**The task**
State how many lines in these records contain the word "back", and nothing else.

Start of Supplied entries

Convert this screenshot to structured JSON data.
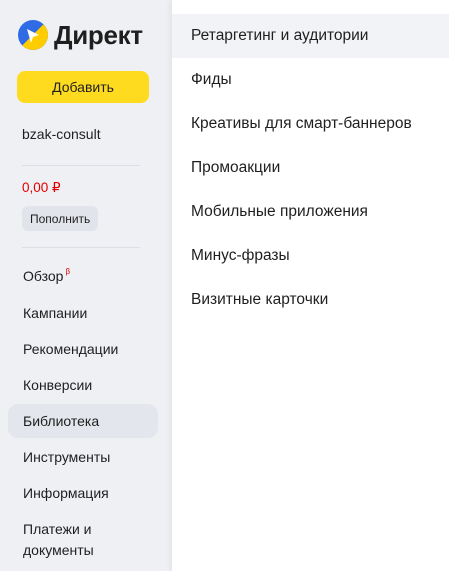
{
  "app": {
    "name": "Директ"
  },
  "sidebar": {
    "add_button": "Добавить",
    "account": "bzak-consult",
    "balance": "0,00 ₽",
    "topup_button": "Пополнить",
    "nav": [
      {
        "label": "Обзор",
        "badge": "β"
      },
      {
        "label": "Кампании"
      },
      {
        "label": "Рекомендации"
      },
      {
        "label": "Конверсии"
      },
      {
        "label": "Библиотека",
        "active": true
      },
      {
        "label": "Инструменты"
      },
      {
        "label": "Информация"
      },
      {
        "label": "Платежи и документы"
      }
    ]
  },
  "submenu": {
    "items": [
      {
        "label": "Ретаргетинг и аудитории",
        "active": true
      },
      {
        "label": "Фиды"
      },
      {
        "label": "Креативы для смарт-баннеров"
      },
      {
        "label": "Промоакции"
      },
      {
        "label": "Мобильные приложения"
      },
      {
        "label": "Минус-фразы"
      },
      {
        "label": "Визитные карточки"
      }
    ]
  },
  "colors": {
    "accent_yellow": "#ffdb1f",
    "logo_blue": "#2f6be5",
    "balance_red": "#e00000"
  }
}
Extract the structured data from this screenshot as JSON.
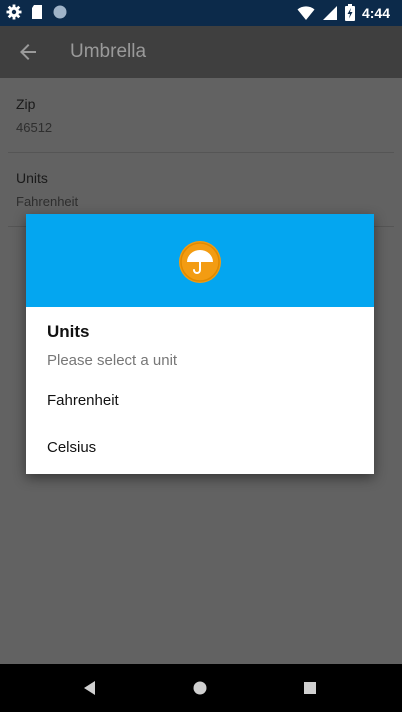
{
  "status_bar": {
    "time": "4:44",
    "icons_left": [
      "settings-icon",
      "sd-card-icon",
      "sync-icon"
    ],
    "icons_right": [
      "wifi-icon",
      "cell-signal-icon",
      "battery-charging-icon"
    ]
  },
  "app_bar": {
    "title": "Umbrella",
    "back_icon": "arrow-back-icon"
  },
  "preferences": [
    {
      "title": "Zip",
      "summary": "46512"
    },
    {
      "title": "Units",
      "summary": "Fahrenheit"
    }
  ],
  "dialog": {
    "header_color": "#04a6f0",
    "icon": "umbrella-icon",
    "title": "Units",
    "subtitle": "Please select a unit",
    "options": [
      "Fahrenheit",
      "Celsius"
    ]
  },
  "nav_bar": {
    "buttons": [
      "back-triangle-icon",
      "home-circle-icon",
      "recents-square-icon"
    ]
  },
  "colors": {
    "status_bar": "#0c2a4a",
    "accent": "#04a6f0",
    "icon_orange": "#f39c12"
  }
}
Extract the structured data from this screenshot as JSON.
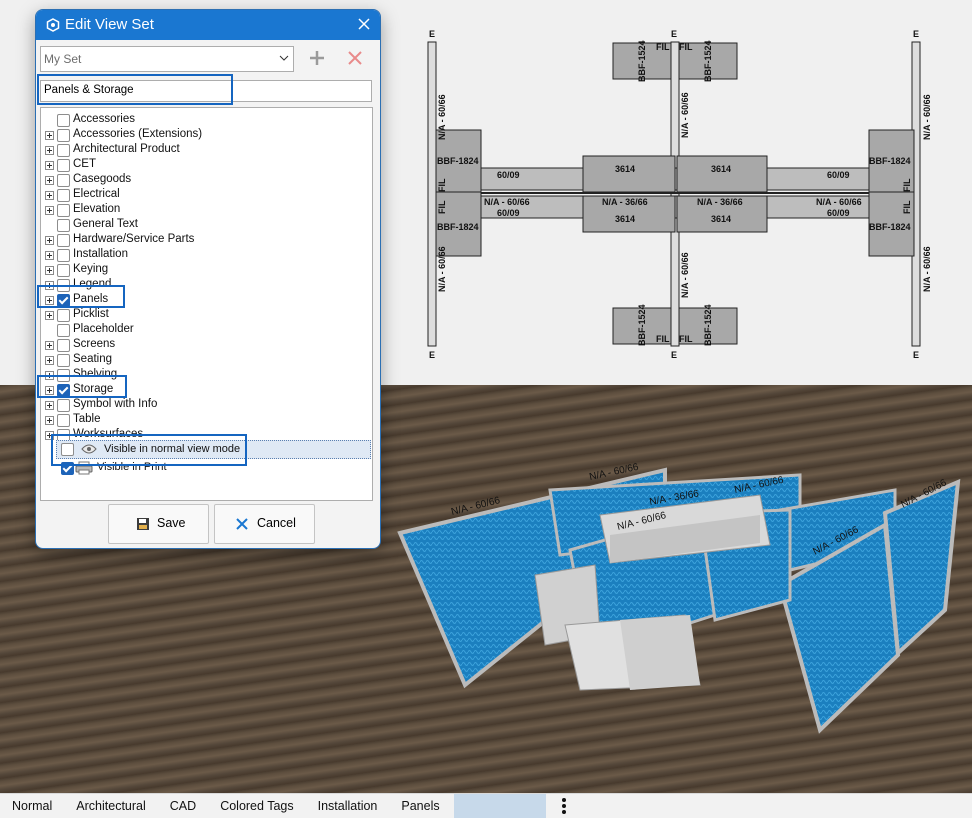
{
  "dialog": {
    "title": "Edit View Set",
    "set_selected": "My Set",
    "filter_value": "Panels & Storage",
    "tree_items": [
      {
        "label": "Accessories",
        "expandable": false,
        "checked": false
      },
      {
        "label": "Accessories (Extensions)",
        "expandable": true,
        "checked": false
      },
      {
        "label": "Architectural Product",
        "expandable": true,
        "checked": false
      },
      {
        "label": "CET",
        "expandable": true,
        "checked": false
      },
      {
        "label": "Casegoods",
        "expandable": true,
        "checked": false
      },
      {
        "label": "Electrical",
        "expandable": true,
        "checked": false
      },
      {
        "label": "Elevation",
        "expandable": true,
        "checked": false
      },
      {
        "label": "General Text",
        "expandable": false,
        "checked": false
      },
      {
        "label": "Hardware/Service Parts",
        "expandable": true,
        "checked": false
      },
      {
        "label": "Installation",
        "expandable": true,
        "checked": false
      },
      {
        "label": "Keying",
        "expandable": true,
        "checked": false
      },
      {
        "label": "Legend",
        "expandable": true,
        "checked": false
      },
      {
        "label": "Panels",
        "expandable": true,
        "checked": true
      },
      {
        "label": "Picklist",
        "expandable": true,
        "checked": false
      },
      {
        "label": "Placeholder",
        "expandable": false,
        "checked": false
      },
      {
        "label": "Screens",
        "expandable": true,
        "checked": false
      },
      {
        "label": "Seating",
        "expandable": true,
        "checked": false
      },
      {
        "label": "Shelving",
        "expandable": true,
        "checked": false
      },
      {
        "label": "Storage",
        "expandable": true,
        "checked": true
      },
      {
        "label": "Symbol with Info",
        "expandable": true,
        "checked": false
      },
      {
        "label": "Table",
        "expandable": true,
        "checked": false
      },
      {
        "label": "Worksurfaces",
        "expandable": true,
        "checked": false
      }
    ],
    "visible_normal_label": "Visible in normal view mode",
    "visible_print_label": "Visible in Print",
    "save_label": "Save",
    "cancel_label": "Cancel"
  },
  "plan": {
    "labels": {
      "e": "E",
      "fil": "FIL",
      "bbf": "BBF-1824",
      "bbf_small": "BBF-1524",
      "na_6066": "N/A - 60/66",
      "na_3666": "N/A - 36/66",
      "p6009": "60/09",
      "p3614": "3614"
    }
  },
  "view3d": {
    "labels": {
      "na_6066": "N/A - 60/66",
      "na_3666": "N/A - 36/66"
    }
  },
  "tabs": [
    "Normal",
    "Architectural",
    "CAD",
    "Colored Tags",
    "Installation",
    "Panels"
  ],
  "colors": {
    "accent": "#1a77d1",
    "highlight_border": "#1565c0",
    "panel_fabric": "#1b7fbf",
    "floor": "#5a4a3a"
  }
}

End of Supplied entries

**In response**
2